> [Exercise]:
Every line below that mentions the word "razones" should be copied out.

> [Rows]:

════════════════

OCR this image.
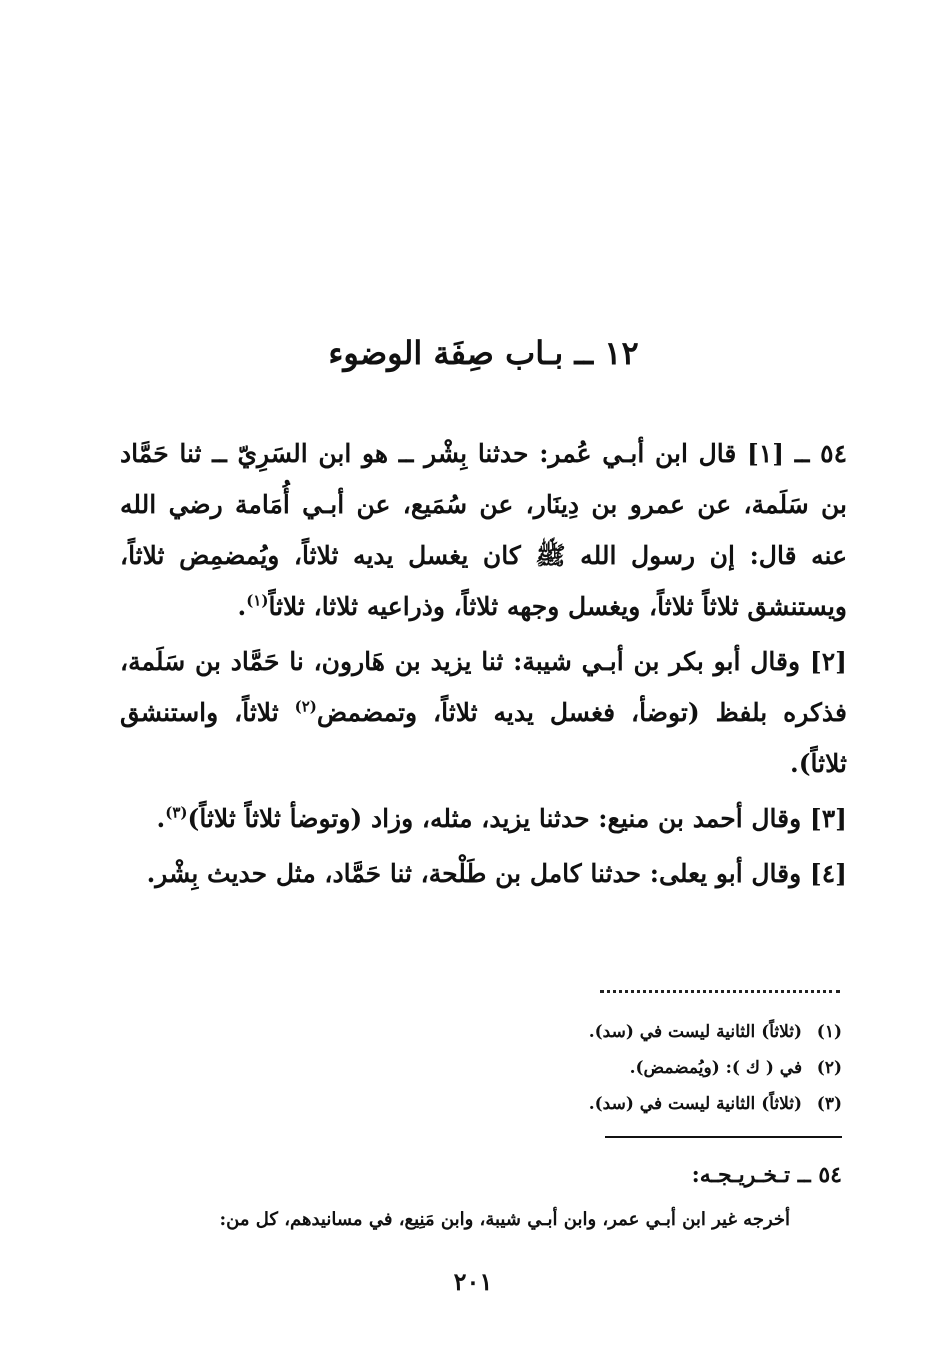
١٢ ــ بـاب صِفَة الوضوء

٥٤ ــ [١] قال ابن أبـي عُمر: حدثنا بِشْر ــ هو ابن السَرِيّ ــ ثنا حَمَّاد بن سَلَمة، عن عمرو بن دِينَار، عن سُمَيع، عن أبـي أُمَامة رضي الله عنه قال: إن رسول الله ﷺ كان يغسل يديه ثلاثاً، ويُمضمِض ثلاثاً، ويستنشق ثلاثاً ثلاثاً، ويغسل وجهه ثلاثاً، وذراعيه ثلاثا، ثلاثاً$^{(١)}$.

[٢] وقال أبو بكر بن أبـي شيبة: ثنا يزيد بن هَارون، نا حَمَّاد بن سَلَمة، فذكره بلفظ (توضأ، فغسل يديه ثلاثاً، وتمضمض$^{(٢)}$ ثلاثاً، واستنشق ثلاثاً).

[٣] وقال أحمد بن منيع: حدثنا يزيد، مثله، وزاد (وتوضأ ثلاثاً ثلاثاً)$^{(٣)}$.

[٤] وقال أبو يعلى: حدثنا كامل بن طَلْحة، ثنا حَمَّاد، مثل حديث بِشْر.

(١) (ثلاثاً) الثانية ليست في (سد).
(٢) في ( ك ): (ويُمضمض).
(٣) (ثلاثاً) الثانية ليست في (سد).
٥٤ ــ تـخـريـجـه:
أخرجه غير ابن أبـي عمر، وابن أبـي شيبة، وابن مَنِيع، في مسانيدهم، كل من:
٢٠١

════════════════

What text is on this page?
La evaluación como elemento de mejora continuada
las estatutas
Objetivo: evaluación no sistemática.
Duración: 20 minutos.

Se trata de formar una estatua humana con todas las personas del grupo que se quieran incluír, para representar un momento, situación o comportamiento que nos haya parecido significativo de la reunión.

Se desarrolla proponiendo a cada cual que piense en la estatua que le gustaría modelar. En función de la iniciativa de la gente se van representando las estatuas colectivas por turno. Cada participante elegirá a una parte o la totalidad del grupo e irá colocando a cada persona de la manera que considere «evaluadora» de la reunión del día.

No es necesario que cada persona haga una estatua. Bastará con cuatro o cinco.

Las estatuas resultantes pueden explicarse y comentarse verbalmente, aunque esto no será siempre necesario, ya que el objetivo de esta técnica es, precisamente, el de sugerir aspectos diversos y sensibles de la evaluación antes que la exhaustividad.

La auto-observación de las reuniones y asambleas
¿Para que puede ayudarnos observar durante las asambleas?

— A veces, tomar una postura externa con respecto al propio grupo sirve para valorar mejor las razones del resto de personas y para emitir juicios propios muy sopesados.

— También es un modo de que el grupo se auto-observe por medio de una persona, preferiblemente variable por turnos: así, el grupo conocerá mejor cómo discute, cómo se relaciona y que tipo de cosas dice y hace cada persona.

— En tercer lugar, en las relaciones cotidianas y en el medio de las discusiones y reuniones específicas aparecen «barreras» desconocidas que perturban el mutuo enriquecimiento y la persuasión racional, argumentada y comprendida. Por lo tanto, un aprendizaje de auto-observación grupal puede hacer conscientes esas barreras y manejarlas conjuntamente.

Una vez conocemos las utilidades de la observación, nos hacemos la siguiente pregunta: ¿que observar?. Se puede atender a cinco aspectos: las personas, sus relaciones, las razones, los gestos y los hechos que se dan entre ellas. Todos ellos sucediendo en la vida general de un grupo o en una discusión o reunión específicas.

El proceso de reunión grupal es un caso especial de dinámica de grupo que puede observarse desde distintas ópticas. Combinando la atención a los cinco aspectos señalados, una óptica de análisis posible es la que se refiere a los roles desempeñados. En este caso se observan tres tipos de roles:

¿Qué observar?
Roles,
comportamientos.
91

════════════════

> [Answer to this exercise]:
— A veces, tomar una postura externa con respecto al propio grupo sirve para valorar mejor las razones del resto de personas y para emitir juicios propios muy sopesados.
Una vez conocemos las utilidades de la observación, nos hacemos la siguiente pregunta: ¿que observar?. Se puede atender a cinco aspectos: las personas, sus relaciones, las razones, los gestos y los hechos que se dan entre ellas. Todos ellos sucediendo en la vida general de un grupo o en una discusión o reunión específicas.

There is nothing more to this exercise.